▸ **Source material**:

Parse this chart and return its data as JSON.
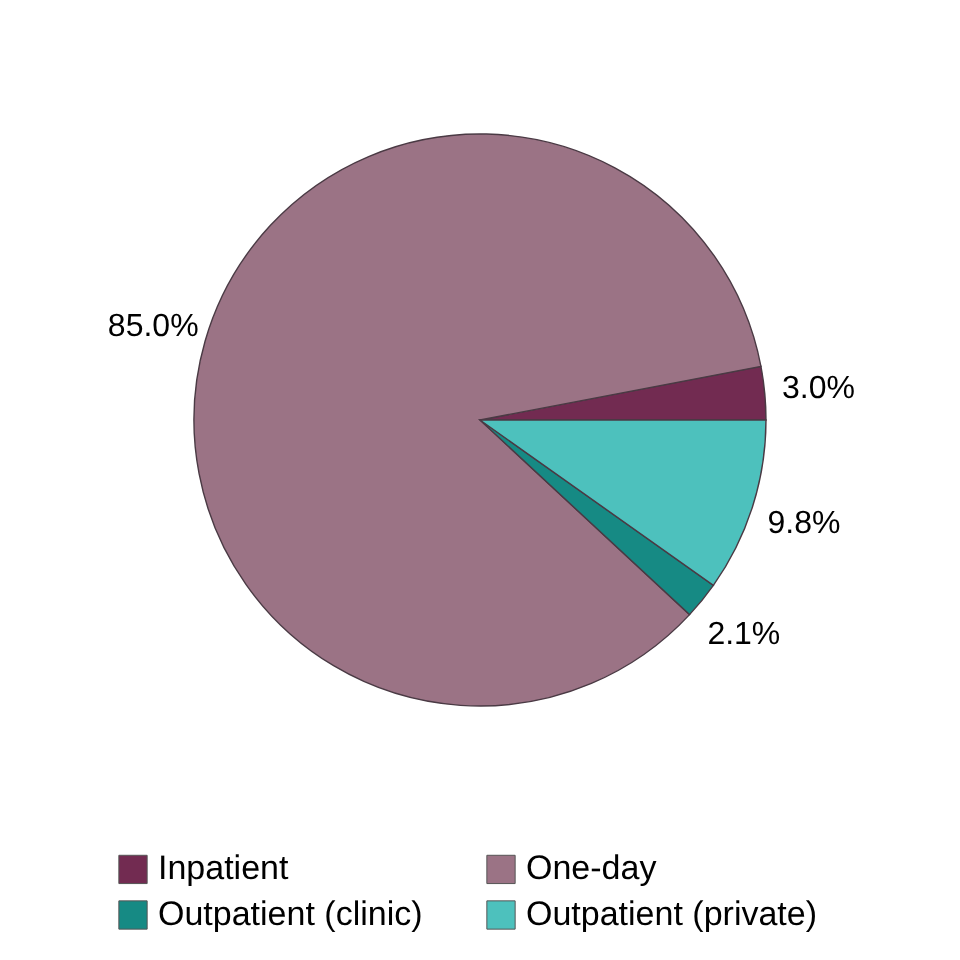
{
  "chart_data": {
    "type": "pie",
    "categories": [
      "Inpatient",
      "One-day",
      "Outpatient (clinic)",
      "Outpatient (private)"
    ],
    "values": [
      3.0,
      85.0,
      2.1,
      9.8
    ],
    "colors": [
      "#722b51",
      "#9b7385",
      "#168a84",
      "#4dc1bd"
    ],
    "value_labels": [
      "3.0%",
      "85.0%",
      "2.1%",
      "9.8%"
    ],
    "legend": "bottom"
  }
}
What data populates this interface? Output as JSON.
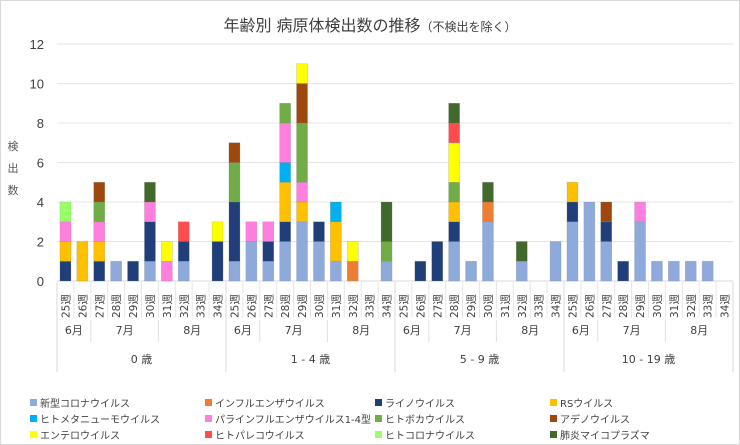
{
  "chart_data": {
    "type": "bar",
    "stacked": true,
    "title": "年齢別 病原体検出数の推移",
    "subtitle": "（不検出を除く）",
    "ylabel": "検出数",
    "xlabel": "",
    "ylim": [
      0,
      12
    ],
    "yticks": [
      0,
      2,
      4,
      6,
      8,
      10,
      12
    ],
    "grid": true,
    "legend_position": "bottom",
    "week_suffix": "週",
    "age_groups": [
      "0 歳",
      "1 - 4 歳",
      "5 - 9 歳",
      "10 - 19 歳"
    ],
    "weeks": [
      "25",
      "26",
      "27",
      "28",
      "29",
      "30",
      "31",
      "32",
      "33",
      "34"
    ],
    "months": [
      {
        "label": "6月",
        "weeks": 2
      },
      {
        "label": "7月",
        "weeks": 4
      },
      {
        "label": "8月",
        "weeks": 4
      }
    ],
    "series": [
      {
        "name": "新型コロナウイルス",
        "color": "#8eaadb",
        "values": [
          0,
          0,
          0,
          1,
          0,
          1,
          0,
          1,
          0,
          0,
          1,
          2,
          1,
          2,
          3,
          2,
          1,
          0,
          0,
          1,
          0,
          0,
          0,
          2,
          1,
          3,
          0,
          1,
          0,
          2,
          3,
          4,
          2,
          0,
          3,
          1,
          1,
          1,
          1,
          0
        ]
      },
      {
        "name": "インフルエンザウイルス",
        "color": "#ed7d31",
        "values": [
          0,
          0,
          0,
          0,
          0,
          0,
          0,
          0,
          0,
          0,
          0,
          0,
          0,
          0,
          0,
          0,
          0,
          1,
          0,
          0,
          0,
          0,
          0,
          0,
          0,
          1,
          0,
          0,
          0,
          0,
          0,
          0,
          0,
          0,
          0,
          0,
          0,
          0,
          0,
          0
        ]
      },
      {
        "name": "ライノウイルス",
        "color": "#203f7a",
        "values": [
          1,
          0,
          1,
          0,
          1,
          2,
          0,
          1,
          0,
          2,
          3,
          0,
          1,
          1,
          0,
          1,
          0,
          0,
          0,
          0,
          0,
          1,
          2,
          1,
          0,
          0,
          0,
          0,
          0,
          0,
          1,
          0,
          1,
          1,
          0,
          0,
          0,
          0,
          0,
          0
        ]
      },
      {
        "name": "RSウイルス",
        "color": "#ffc000",
        "values": [
          1,
          2,
          1,
          0,
          0,
          0,
          0,
          0,
          0,
          0,
          0,
          0,
          0,
          2,
          1,
          0,
          2,
          0,
          0,
          0,
          0,
          0,
          0,
          1,
          0,
          0,
          0,
          0,
          0,
          0,
          1,
          0,
          0,
          0,
          0,
          0,
          0,
          0,
          0,
          0
        ]
      },
      {
        "name": "ヒトメタニューモウイルス",
        "color": "#00b0f0",
        "values": [
          0,
          0,
          0,
          0,
          0,
          0,
          0,
          0,
          0,
          0,
          0,
          0,
          0,
          1,
          0,
          0,
          1,
          0,
          0,
          0,
          0,
          0,
          0,
          0,
          0,
          0,
          0,
          0,
          0,
          0,
          0,
          0,
          0,
          0,
          0,
          0,
          0,
          0,
          0,
          0
        ]
      },
      {
        "name": "パラインフルエンザウイルス1-4型",
        "color": "#ff7fdf",
        "values": [
          1,
          0,
          1,
          0,
          0,
          1,
          1,
          0,
          0,
          0,
          0,
          1,
          1,
          2,
          1,
          0,
          0,
          0,
          0,
          0,
          0,
          0,
          0,
          0,
          0,
          0,
          0,
          0,
          0,
          0,
          0,
          0,
          0,
          0,
          1,
          0,
          0,
          0,
          0,
          0
        ]
      },
      {
        "name": "ヒトボカウイルス",
        "color": "#70ad47",
        "values": [
          0,
          0,
          1,
          0,
          0,
          0,
          0,
          0,
          0,
          0,
          2,
          0,
          0,
          1,
          3,
          0,
          0,
          0,
          0,
          1,
          0,
          0,
          0,
          1,
          0,
          0,
          0,
          0,
          0,
          0,
          0,
          0,
          0,
          0,
          0,
          0,
          0,
          0,
          0,
          0
        ]
      },
      {
        "name": "アデノウイルス",
        "color": "#9e480e",
        "values": [
          0,
          0,
          1,
          0,
          0,
          0,
          0,
          0,
          0,
          0,
          1,
          0,
          0,
          0,
          2,
          0,
          0,
          0,
          0,
          0,
          0,
          0,
          0,
          0,
          0,
          0,
          0,
          0,
          0,
          0,
          0,
          0,
          1,
          0,
          0,
          0,
          0,
          0,
          0,
          0
        ]
      },
      {
        "name": "エンテロウイルス",
        "color": "#ffff00",
        "values": [
          0,
          0,
          0,
          0,
          0,
          0,
          1,
          0,
          0,
          1,
          0,
          0,
          0,
          0,
          1,
          0,
          0,
          1,
          0,
          0,
          0,
          0,
          0,
          2,
          0,
          0,
          0,
          0,
          0,
          0,
          0,
          0,
          0,
          0,
          0,
          0,
          0,
          0,
          0,
          0
        ]
      },
      {
        "name": "ヒトパレコウイルス",
        "color": "#ff4b4b",
        "values": [
          0,
          0,
          0,
          0,
          0,
          0,
          0,
          1,
          0,
          0,
          0,
          0,
          0,
          0,
          0,
          0,
          0,
          0,
          0,
          0,
          0,
          0,
          0,
          1,
          0,
          0,
          0,
          0,
          0,
          0,
          0,
          0,
          0,
          0,
          0,
          0,
          0,
          0,
          0,
          0
        ]
      },
      {
        "name": "ヒトコロナウイルス",
        "color": "#99ff66",
        "values": [
          1,
          0,
          0,
          0,
          0,
          0,
          0,
          0,
          0,
          0,
          0,
          0,
          0,
          0,
          0,
          0,
          0,
          0,
          0,
          0,
          0,
          0,
          0,
          0,
          0,
          0,
          0,
          0,
          0,
          0,
          0,
          0,
          0,
          0,
          0,
          0,
          0,
          0,
          0,
          0
        ]
      },
      {
        "name": "肺炎マイコプラズマ",
        "color": "#43682b",
        "values": [
          0,
          0,
          0,
          0,
          0,
          1,
          0,
          0,
          0,
          0,
          0,
          0,
          0,
          0,
          0,
          0,
          0,
          0,
          0,
          2,
          0,
          0,
          0,
          1,
          0,
          1,
          0,
          1,
          0,
          0,
          0,
          0,
          0,
          0,
          0,
          0,
          0,
          0,
          0,
          0
        ]
      }
    ]
  }
}
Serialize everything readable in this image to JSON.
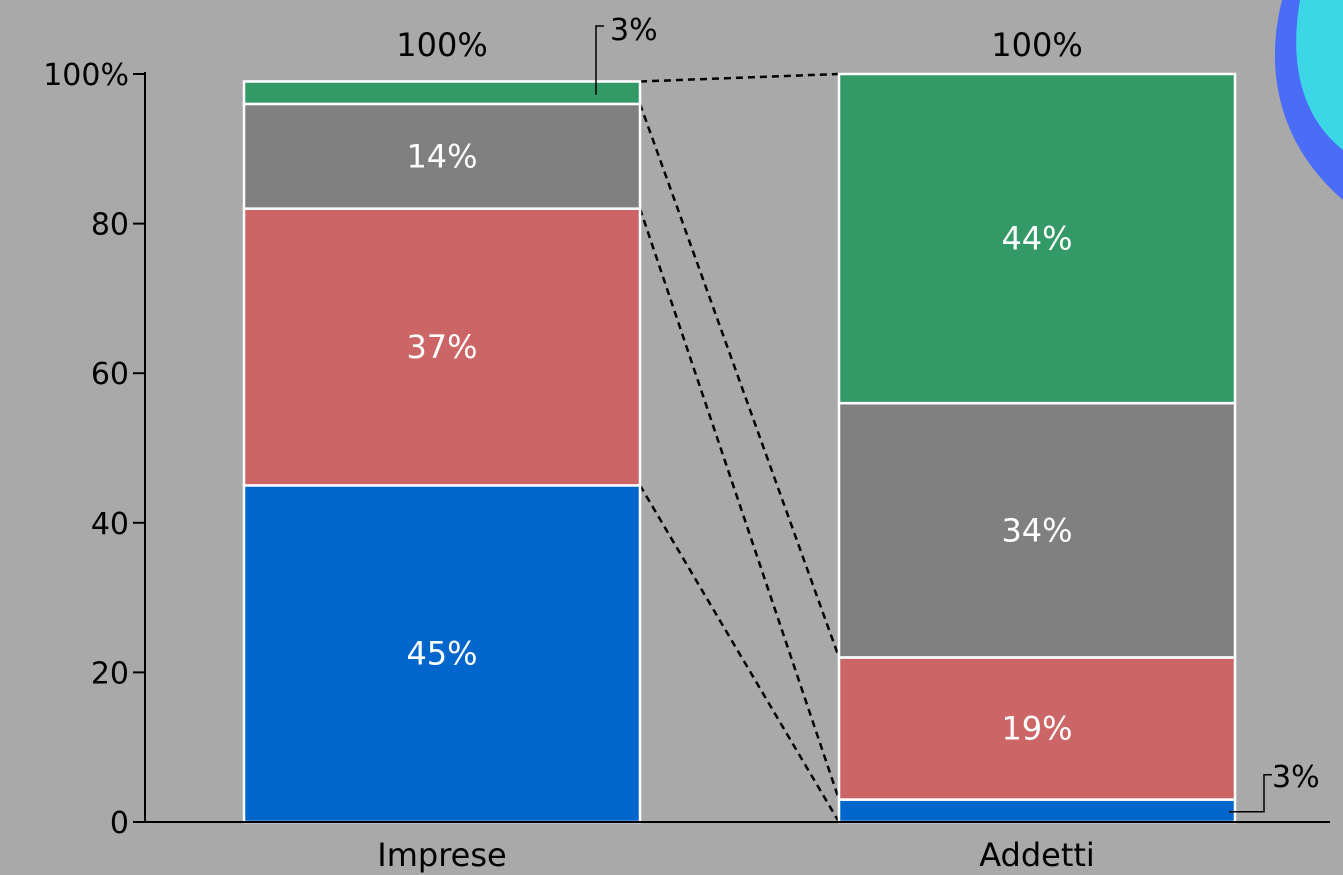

▸ **Exercise**:
Retype the whole listing, keeping every line identical and omitting all pictures.

▸ **Solution to the exercise**:
Parse this chart and return its data as JSON.
{
  "chart_data": {
    "type": "pie",
    "categories": [
      "Inpatient",
      "One-day",
      "Outpatient (clinic)",
      "Outpatient (private)"
    ],
    "values": [
      3.0,
      85.0,
      2.1,
      9.8
    ],
    "colors": [
      "#722b51",
      "#9b7385",
      "#168a84",
      "#4dc1bd"
    ],
    "value_labels": [
      "3.0%",
      "85.0%",
      "2.1%",
      "9.8%"
    ],
    "legend": "bottom"
  }
}
What data populates this interface? Output as JSON.
{
  "chart_data": {
    "type": "bar",
    "stacked": true,
    "title": "年齢別 病原体検出数の推移",
    "subtitle": "（不検出を除く）",
    "ylabel": "検出数",
    "xlabel": "",
    "ylim": [
      0,
      12
    ],
    "yticks": [
      0,
      2,
      4,
      6,
      8,
      10,
      12
    ],
    "grid": true,
    "legend_position": "bottom",
    "week_suffix": "週",
    "age_groups": [
      "0 歳",
      "1 - 4 歳",
      "5 - 9 歳",
      "10 - 19 歳"
    ],
    "weeks": [
      "25",
      "26",
      "27",
      "28",
      "29",
      "30",
      "31",
      "32",
      "33",
      "34"
    ],
    "months": [
      {
        "label": "6月",
        "weeks": 2
      },
      {
        "label": "7月",
        "weeks": 4
      },
      {
        "label": "8月",
        "weeks": 4
      }
    ],
    "series": [
      {
        "name": "新型コロナウイルス",
        "color": "#8eaadb",
        "values": [
          0,
          0,
          0,
          1,
          0,
          1,
          0,
          1,
          0,
          0,
          1,
          2,
          1,
          2,
          3,
          2,
          1,
          0,
          0,
          1,
          0,
          0,
          0,
          2,
          1,
          3,
          0,
          1,
          0,
          2,
          3,
          4,
          2,
          0,
          3,
          1,
          1,
          1,
          1,
          0
        ]
      },
      {
        "name": "インフルエンザウイルス",
        "color": "#ed7d31",
        "values": [
          0,
          0,
          0,
          0,
          0,
          0,
          0,
          0,
          0,
          0,
          0,
          0,
          0,
          0,
          0,
          0,
          0,
          1,
          0,
          0,
          0,
          0,
          0,
          0,
          0,
          1,
          0,
          0,
          0,
          0,
          0,
          0,
          0,
          0,
          0,
          0,
          0,
          0,
          0,
          0
        ]
      },
      {
        "name": "ライノウイルス",
        "color": "#203f7a",
        "values": [
          1,
          0,
          1,
          0,
          1,
          2,
          0,
          1,
          0,
          2,
          3,
          0,
          1,
          1,
          0,
          1,
          0,
          0,
          0,
          0,
          0,
          1,
          2,
          1,
          0,
          0,
          0,
          0,
          0,
          0,
          1,
          0,
          1,
          1,
          0,
          0,
          0,
          0,
          0,
          0
        ]
      },
      {
        "name": "RSウイルス",
        "color": "#ffc000",
        "values": [
          1,
          2,
          1,
          0,
          0,
          0,
          0,
          0,
          0,
          0,
          0,
          0,
          0,
          2,
          1,
          0,
          2,
          0,
          0,
          0,
          0,
          0,
          0,
          1,
          0,
          0,
          0,
          0,
          0,
          0,
          1,
          0,
          0,
          0,
          0,
          0,
          0,
          0,
          0,
          0
        ]
      },
      {
        "name": "ヒトメタニューモウイルス",
        "color": "#00b0f0",
        "values": [
          0,
          0,
          0,
          0,
          0,
          0,
          0,
          0,
          0,
          0,
          0,
          0,
          0,
          1,
          0,
          0,
          1,
          0,
          0,
          0,
          0,
          0,
          0,
          0,
          0,
          0,
          0,
          0,
          0,
          0,
          0,
          0,
          0,
          0,
          0,
          0,
          0,
          0,
          0,
          0
        ]
      },
      {
        "name": "パラインフルエンザウイルス1-4型",
        "color": "#ff7fdf",
        "values": [
          1,
          0,
          1,
          0,
          0,
          1,
          1,
          0,
          0,
          0,
          0,
          1,
          1,
          2,
          1,
          0,
          0,
          0,
          0,
          0,
          0,
          0,
          0,
          0,
          0,
          0,
          0,
          0,
          0,
          0,
          0,
          0,
          0,
          0,
          1,
          0,
          0,
          0,
          0,
          0
        ]
      },
      {
        "name": "ヒトボカウイルス",
        "color": "#70ad47",
        "values": [
          0,
          0,
          1,
          0,
          0,
          0,
          0,
          0,
          0,
          0,
          2,
          0,
          0,
          1,
          3,
          0,
          0,
          0,
          0,
          1,
          0,
          0,
          0,
          1,
          0,
          0,
          0,
          0,
          0,
          0,
          0,
          0,
          0,
          0,
          0,
          0,
          0,
          0,
          0,
          0
        ]
      },
      {
        "name": "アデノウイルス",
        "color": "#9e480e",
        "values": [
          0,
          0,
          1,
          0,
          0,
          0,
          0,
          0,
          0,
          0,
          1,
          0,
          0,
          0,
          2,
          0,
          0,
          0,
          0,
          0,
          0,
          0,
          0,
          0,
          0,
          0,
          0,
          0,
          0,
          0,
          0,
          0,
          1,
          0,
          0,
          0,
          0,
          0,
          0,
          0
        ]
      },
      {
        "name": "エンテロウイルス",
        "color": "#ffff00",
        "values": [
          0,
          0,
          0,
          0,
          0,
          0,
          1,
          0,
          0,
          1,
          0,
          0,
          0,
          0,
          1,
          0,
          0,
          1,
          0,
          0,
          0,
          0,
          0,
          2,
          0,
          0,
          0,
          0,
          0,
          0,
          0,
          0,
          0,
          0,
          0,
          0,
          0,
          0,
          0,
          0
        ]
      },
      {
        "name": "ヒトパレコウイルス",
        "color": "#ff4b4b",
        "values": [
          0,
          0,
          0,
          0,
          0,
          0,
          0,
          1,
          0,
          0,
          0,
          0,
          0,
          0,
          0,
          0,
          0,
          0,
          0,
          0,
          0,
          0,
          0,
          1,
          0,
          0,
          0,
          0,
          0,
          0,
          0,
          0,
          0,
          0,
          0,
          0,
          0,
          0,
          0,
          0
        ]
      },
      {
        "name": "ヒトコロナウイルス",
        "color": "#99ff66",
        "values": [
          1,
          0,
          0,
          0,
          0,
          0,
          0,
          0,
          0,
          0,
          0,
          0,
          0,
          0,
          0,
          0,
          0,
          0,
          0,
          0,
          0,
          0,
          0,
          0,
          0,
          0,
          0,
          0,
          0,
          0,
          0,
          0,
          0,
          0,
          0,
          0,
          0,
          0,
          0,
          0
        ]
      },
      {
        "name": "肺炎マイコプラズマ",
        "color": "#43682b",
        "values": [
          0,
          0,
          0,
          0,
          0,
          1,
          0,
          0,
          0,
          0,
          0,
          0,
          0,
          0,
          0,
          0,
          0,
          0,
          0,
          2,
          0,
          0,
          0,
          1,
          0,
          1,
          0,
          1,
          0,
          0,
          0,
          0,
          0,
          0,
          0,
          0,
          0,
          0,
          0,
          0
        ]
      }
    ]
  }
}
Serialize everything readable in this image to JSON.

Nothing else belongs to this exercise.